● Extracted data:
■ ■ ■ ■ ■ ■ ■

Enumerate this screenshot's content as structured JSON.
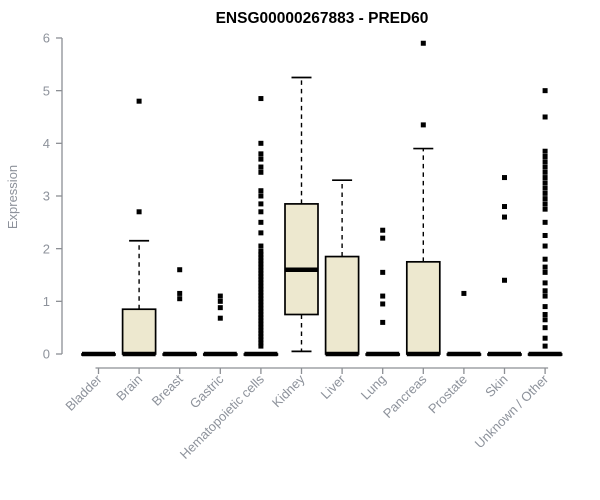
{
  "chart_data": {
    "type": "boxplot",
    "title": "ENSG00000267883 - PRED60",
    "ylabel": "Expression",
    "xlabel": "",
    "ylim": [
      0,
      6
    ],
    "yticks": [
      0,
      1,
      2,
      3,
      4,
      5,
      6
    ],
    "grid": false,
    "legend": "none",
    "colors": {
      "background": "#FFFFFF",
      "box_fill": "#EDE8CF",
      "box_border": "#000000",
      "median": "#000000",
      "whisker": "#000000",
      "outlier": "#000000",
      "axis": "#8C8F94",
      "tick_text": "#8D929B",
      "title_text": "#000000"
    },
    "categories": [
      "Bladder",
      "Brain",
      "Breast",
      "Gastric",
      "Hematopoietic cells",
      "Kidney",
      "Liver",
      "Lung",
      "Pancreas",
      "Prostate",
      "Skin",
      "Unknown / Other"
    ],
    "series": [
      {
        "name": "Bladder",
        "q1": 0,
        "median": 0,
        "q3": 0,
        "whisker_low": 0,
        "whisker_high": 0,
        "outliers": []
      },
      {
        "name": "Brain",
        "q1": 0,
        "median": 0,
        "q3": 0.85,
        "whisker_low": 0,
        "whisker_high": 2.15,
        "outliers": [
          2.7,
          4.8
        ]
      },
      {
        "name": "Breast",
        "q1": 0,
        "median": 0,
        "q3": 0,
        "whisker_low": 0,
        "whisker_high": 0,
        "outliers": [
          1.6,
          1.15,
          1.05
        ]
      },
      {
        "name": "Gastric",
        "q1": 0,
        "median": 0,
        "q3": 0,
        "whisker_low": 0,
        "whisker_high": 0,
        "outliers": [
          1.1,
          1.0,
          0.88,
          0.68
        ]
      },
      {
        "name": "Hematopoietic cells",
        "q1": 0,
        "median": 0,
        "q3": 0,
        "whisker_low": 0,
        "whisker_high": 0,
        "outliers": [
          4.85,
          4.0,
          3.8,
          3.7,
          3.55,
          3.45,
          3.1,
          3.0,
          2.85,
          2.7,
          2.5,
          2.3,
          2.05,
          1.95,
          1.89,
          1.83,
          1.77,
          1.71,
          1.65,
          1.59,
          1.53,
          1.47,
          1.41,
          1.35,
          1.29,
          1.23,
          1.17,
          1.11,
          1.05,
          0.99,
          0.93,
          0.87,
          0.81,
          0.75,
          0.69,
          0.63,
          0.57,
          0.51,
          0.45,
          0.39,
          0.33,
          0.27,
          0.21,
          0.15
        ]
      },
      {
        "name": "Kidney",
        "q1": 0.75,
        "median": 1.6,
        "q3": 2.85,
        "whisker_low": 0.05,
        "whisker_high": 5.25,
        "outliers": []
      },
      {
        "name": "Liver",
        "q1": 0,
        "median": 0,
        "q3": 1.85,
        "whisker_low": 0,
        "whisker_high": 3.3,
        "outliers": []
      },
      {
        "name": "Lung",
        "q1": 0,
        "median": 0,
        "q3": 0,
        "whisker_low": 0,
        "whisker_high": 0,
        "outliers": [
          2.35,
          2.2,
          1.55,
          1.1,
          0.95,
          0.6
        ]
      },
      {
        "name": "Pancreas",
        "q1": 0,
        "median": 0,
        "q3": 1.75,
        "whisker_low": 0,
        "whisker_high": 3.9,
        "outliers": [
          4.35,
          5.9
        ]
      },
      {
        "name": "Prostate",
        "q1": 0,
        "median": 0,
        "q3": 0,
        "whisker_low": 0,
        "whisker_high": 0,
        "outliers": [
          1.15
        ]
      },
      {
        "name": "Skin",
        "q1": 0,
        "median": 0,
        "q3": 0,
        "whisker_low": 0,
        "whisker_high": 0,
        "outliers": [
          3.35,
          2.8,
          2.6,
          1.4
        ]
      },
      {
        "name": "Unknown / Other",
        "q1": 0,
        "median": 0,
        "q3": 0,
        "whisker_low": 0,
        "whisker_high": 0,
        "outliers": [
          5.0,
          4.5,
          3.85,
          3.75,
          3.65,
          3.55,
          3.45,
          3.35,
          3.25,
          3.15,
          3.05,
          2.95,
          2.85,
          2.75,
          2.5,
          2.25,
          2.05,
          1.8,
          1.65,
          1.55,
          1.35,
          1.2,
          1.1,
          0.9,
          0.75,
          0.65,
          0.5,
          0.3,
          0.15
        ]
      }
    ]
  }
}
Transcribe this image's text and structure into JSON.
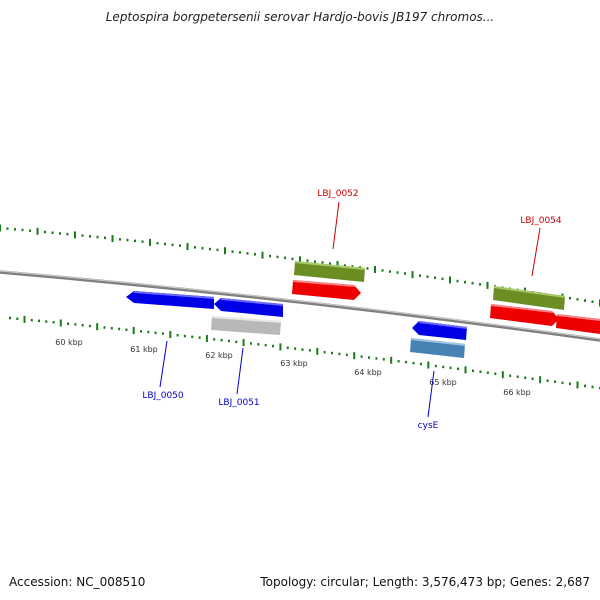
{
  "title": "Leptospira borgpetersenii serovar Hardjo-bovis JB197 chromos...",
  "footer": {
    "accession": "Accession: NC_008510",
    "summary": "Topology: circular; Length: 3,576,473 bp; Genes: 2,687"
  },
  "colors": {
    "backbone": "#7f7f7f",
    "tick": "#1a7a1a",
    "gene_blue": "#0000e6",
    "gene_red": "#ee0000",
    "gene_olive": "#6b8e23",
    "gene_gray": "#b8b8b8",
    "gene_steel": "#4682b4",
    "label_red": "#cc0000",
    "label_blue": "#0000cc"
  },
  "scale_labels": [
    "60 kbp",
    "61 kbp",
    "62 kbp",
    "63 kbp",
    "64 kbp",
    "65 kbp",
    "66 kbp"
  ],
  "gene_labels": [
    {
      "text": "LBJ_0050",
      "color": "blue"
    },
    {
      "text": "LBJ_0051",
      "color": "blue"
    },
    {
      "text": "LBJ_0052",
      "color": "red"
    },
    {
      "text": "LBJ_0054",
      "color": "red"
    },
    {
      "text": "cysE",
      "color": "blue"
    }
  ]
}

■ ■ ■ ■ ■ ■ ■

● Exercise objective: Produce a verbatim transcription of every line in the listing, images omitted.

● Answer space:
Enumerate this screenshot's content as structured JSON.
{
  "chart_data": {
    "type": "boxplot",
    "title": "ENSG00000267883 - PRED60",
    "ylabel": "Expression",
    "xlabel": "",
    "ylim": [
      0,
      6
    ],
    "yticks": [
      0,
      1,
      2,
      3,
      4,
      5,
      6
    ],
    "grid": false,
    "legend": "none",
    "colors": {
      "background": "#FFFFFF",
      "box_fill": "#EDE8CF",
      "box_border": "#000000",
      "median": "#000000",
      "whisker": "#000000",
      "outlier": "#000000",
      "axis": "#8C8F94",
      "tick_text": "#8D929B",
      "title_text": "#000000"
    },
    "categories": [
      "Bladder",
      "Brain",
      "Breast",
      "Gastric",
      "Hematopoietic cells",
      "Kidney",
      "Liver",
      "Lung",
      "Pancreas",
      "Prostate",
      "Skin",
      "Unknown / Other"
    ],
    "series": [
      {
        "name": "Bladder",
        "q1": 0,
        "median": 0,
        "q3": 0,
        "whisker_low": 0,
        "whisker_high": 0,
        "outliers": []
      },
      {
        "name": "Brain",
        "q1": 0,
        "median": 0,
        "q3": 0.85,
        "whisker_low": 0,
        "whisker_high": 2.15,
        "outliers": [
          2.7,
          4.8
        ]
      },
      {
        "name": "Breast",
        "q1": 0,
        "median": 0,
        "q3": 0,
        "whisker_low": 0,
        "whisker_high": 0,
        "outliers": [
          1.6,
          1.15,
          1.05
        ]
      },
      {
        "name": "Gastric",
        "q1": 0,
        "median": 0,
        "q3": 0,
        "whisker_low": 0,
        "whisker_high": 0,
        "outliers": [
          1.1,
          1.0,
          0.88,
          0.68
        ]
      },
      {
        "name": "Hematopoietic cells",
        "q1": 0,
        "median": 0,
        "q3": 0,
        "whisker_low": 0,
        "whisker_high": 0,
        "outliers": [
          4.85,
          4.0,
          3.8,
          3.7,
          3.55,
          3.45,
          3.1,
          3.0,
          2.85,
          2.7,
          2.5,
          2.3,
          2.05,
          1.95,
          1.89,
          1.83,
          1.77,
          1.71,
          1.65,
          1.59,
          1.53,
          1.47,
          1.41,
          1.35,
          1.29,
          1.23,
          1.17,
          1.11,
          1.05,
          0.99,
          0.93,
          0.87,
          0.81,
          0.75,
          0.69,
          0.63,
          0.57,
          0.51,
          0.45,
          0.39,
          0.33,
          0.27,
          0.21,
          0.15
        ]
      },
      {
        "name": "Kidney",
        "q1": 0.75,
        "median": 1.6,
        "q3": 2.85,
        "whisker_low": 0.05,
        "whisker_high": 5.25,
        "outliers": []
      },
      {
        "name": "Liver",
        "q1": 0,
        "median": 0,
        "q3": 1.85,
        "whisker_low": 0,
        "whisker_high": 3.3,
        "outliers": []
      },
      {
        "name": "Lung",
        "q1": 0,
        "median": 0,
        "q3": 0,
        "whisker_low": 0,
        "whisker_high": 0,
        "outliers": [
          2.35,
          2.2,
          1.55,
          1.1,
          0.95,
          0.6
        ]
      },
      {
        "name": "Pancreas",
        "q1": 0,
        "median": 0,
        "q3": 1.75,
        "whisker_low": 0,
        "whisker_high": 3.9,
        "outliers": [
          4.35,
          5.9
        ]
      },
      {
        "name": "Prostate",
        "q1": 0,
        "median": 0,
        "q3": 0,
        "whisker_low": 0,
        "whisker_high": 0,
        "outliers": [
          1.15
        ]
      },
      {
        "name": "Skin",
        "q1": 0,
        "median": 0,
        "q3": 0,
        "whisker_low": 0,
        "whisker_high": 0,
        "outliers": [
          3.35,
          2.8,
          2.6,
          1.4
        ]
      },
      {
        "name": "Unknown / Other",
        "q1": 0,
        "median": 0,
        "q3": 0,
        "whisker_low": 0,
        "whisker_high": 0,
        "outliers": [
          5.0,
          4.5,
          3.85,
          3.75,
          3.65,
          3.55,
          3.45,
          3.35,
          3.25,
          3.15,
          3.05,
          2.95,
          2.85,
          2.75,
          2.5,
          2.25,
          2.05,
          1.8,
          1.65,
          1.55,
          1.35,
          1.2,
          1.1,
          0.9,
          0.75,
          0.65,
          0.5,
          0.3,
          0.15
        ]
      }
    ]
  }
}
Transcribe this image's text and structure into JSON.
{
  "title": "Leptospira borgpetersenii serovar Hardjo-bovis JB197 chromos...",
  "footer": {
    "accession": "Accession: NC_008510",
    "summary": "Topology: circular; Length: 3,576,473 bp; Genes: 2,687"
  },
  "colors": {
    "backbone": "#7f7f7f",
    "tick": "#1a7a1a",
    "gene_blue": "#0000e6",
    "gene_red": "#ee0000",
    "gene_olive": "#6b8e23",
    "gene_gray": "#b8b8b8",
    "gene_steel": "#4682b4",
    "label_red": "#cc0000",
    "label_blue": "#0000cc"
  },
  "scale_labels": [
    "60 kbp",
    "61 kbp",
    "62 kbp",
    "63 kbp",
    "64 kbp",
    "65 kbp",
    "66 kbp"
  ],
  "gene_labels": [
    {
      "text": "LBJ_0050",
      "color": "blue"
    },
    {
      "text": "LBJ_0051",
      "color": "blue"
    },
    {
      "text": "LBJ_0052",
      "color": "red"
    },
    {
      "text": "LBJ_0054",
      "color": "red"
    },
    {
      "text": "cysE",
      "color": "blue"
    }
  ]
}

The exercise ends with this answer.